● Task
Give all of the lines again exactly as they read.

** begin Entries shown **

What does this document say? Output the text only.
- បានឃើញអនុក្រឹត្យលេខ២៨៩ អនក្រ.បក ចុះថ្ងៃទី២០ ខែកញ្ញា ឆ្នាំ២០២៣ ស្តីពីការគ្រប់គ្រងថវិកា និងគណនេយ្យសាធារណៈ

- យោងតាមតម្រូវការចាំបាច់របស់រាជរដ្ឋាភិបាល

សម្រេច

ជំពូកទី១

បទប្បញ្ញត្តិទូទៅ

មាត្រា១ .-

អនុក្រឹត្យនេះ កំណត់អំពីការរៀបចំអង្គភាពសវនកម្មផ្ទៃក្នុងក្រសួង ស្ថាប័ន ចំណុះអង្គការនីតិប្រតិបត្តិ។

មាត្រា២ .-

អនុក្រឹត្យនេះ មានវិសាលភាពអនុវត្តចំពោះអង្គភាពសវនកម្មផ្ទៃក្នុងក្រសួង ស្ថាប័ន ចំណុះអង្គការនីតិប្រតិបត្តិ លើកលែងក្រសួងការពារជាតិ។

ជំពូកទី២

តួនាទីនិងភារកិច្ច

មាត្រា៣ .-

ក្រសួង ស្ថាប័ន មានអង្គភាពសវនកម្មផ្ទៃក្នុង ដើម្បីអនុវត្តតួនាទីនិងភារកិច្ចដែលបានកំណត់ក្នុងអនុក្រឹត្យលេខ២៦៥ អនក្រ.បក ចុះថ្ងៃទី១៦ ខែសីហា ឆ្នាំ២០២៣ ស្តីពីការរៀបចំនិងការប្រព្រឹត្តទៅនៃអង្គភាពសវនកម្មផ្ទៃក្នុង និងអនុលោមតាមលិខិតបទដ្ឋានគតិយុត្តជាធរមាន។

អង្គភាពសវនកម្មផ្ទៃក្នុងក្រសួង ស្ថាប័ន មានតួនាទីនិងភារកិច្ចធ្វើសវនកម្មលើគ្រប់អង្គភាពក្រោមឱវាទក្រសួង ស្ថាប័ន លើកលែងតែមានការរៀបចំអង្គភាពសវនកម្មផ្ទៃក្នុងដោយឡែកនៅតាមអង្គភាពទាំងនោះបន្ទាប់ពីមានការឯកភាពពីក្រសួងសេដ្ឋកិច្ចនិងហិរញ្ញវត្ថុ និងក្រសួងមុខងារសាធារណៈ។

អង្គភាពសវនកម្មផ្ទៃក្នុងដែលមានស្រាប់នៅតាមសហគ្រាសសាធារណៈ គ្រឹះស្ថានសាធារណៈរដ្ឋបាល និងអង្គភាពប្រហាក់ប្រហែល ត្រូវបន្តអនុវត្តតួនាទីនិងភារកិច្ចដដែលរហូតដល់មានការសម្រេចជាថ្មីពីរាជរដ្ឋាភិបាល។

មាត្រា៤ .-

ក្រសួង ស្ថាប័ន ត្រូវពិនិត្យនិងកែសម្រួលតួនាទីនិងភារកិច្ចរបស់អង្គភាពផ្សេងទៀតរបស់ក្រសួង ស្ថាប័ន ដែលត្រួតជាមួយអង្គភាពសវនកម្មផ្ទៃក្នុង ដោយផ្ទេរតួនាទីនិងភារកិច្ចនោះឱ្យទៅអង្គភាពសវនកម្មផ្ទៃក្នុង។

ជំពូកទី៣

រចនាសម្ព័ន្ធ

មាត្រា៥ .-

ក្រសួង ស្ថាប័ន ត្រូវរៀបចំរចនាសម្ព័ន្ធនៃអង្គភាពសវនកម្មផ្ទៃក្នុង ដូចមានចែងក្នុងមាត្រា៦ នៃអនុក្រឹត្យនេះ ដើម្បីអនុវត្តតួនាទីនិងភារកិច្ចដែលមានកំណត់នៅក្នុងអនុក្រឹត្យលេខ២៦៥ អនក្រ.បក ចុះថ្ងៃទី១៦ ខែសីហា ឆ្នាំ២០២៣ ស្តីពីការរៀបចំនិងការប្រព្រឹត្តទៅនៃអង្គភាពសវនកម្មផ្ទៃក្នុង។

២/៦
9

** end Entries shown **

● Result of this task
What does this document say? Output the text only.
- បានឃើញអនុក្រឹត្យលេខ២៨៩ អនក្រ.បក ចុះថ្ងៃទី២០ ខែកញ្ញា ឆ្នាំ២០២៣ ស្តីពីការគ្រប់គ្រងថវិកា និងគណនេយ្យសាធារណៈ

- យោងតាមតម្រូវការចាំបាច់របស់រាជរដ្ឋាភិបាល

សម្រេច

ជំពូកទី១

បទប្បញ្ញត្តិទូទៅ

មាត្រា១ .-

អនុក្រឹត្យនេះ កំណត់អំពីការរៀបចំអង្គភាពសវនកម្មផ្ទៃក្នុងក្រសួង ស្ថាប័ន ចំណុះអង្គការនីតិប្រតិបត្តិ។

មាត្រា២ .-

អនុក្រឹត្យនេះ មានវិសាលភាពអនុវត្តចំពោះអង្គភាពសវនកម្មផ្ទៃក្នុងក្រសួង ស្ថាប័ន ចំណុះអង្គការនីតិប្រតិបត្តិ លើកលែងក្រសួងការពារជាតិ។

ជំពូកទី២

តួនាទីនិងភារកិច្ច

មាត្រា៣ .-

ក្រសួង ស្ថាប័ន មានអង្គភាពសវនកម្មផ្ទៃក្នុង ដើម្បីអនុវត្តតួនាទីនិងភារកិច្ចដែលបានកំណត់ក្នុងអនុក្រឹត្យលេខ២៦៥ អនក្រ.បក ចុះថ្ងៃទី១៦ ខែសីហា ឆ្នាំ២០២៣ ស្តីពីការរៀបចំនិងការប្រព្រឹត្តទៅនៃអង្គភាពសវនកម្មផ្ទៃក្នុង និងអនុលោមតាមលិខិតបទដ្ឋានគតិយុត្តជាធរមាន។

អង្គភាពសវនកម្មផ្ទៃក្នុងក្រសួង ស្ថាប័ន មានតួនាទីនិងភារកិច្ចធ្វើសវនកម្មលើគ្រប់អង្គភាពក្រោមឱវាទក្រសួង ស្ថាប័ន លើកលែងតែមានការរៀបចំអង្គភាពសវនកម្មផ្ទៃក្នុងដោយឡែកនៅតាមអង្គភាពទាំងនោះបន្ទាប់ពីមានការឯកភាពពីក្រសួងសេដ្ឋកិច្ចនិងហិរញ្ញវត្ថុ និងក្រសួងមុខងារសាធារណៈ។

អង្គភាពសវនកម្មផ្ទៃក្នុងដែលមានស្រាប់នៅតាមសហគ្រាសសាធារណៈ គ្រឹះស្ថានសាធារណៈរដ្ឋបាល និងអង្គភាពប្រហាក់ប្រហែល ត្រូវបន្តអនុវត្តតួនាទីនិងភារកិច្ចដដែលរហូតដល់មានការសម្រេចជាថ្មីពីរាជរដ្ឋាភិបាល។

មាត្រា៤ .-

ក្រសួង ស្ថាប័ន ត្រូវពិនិត្យនិងកែសម្រួលតួនាទីនិងភារកិច្ចរបស់អង្គភាពផ្សេងទៀតរបស់ក្រសួង ស្ថាប័ន ដែលត្រួតជាមួយអង្គភាពសវនកម្មផ្ទៃក្នុង ដោយផ្ទេរតួនាទីនិងភារកិច្ចនោះឱ្យទៅអង្គភាពសវនកម្មផ្ទៃក្នុង។

ជំពូកទី៣

រចនាសម្ព័ន្ធ

មាត្រា៥ .-

ក្រសួង ស្ថាប័ន ត្រូវរៀបចំរចនាសម្ព័ន្ធនៃអង្គភាពសវនកម្មផ្ទៃក្នុង ដូចមានចែងក្នុងមាត្រា៦ នៃអនុក្រឹត្យនេះ ដើម្បីអនុវត្តតួនាទីនិងភារកិច្ចដែលមានកំណត់នៅក្នុងអនុក្រឹត្យលេខ២៦៥ អនក្រ.បក ចុះថ្ងៃទី១៦ ខែសីហា ឆ្នាំ២០២៣ ស្តីពីការរៀបចំនិងការប្រព្រឹត្តទៅនៃអង្គភាពសវនកម្មផ្ទៃក្នុង។

២/៦
9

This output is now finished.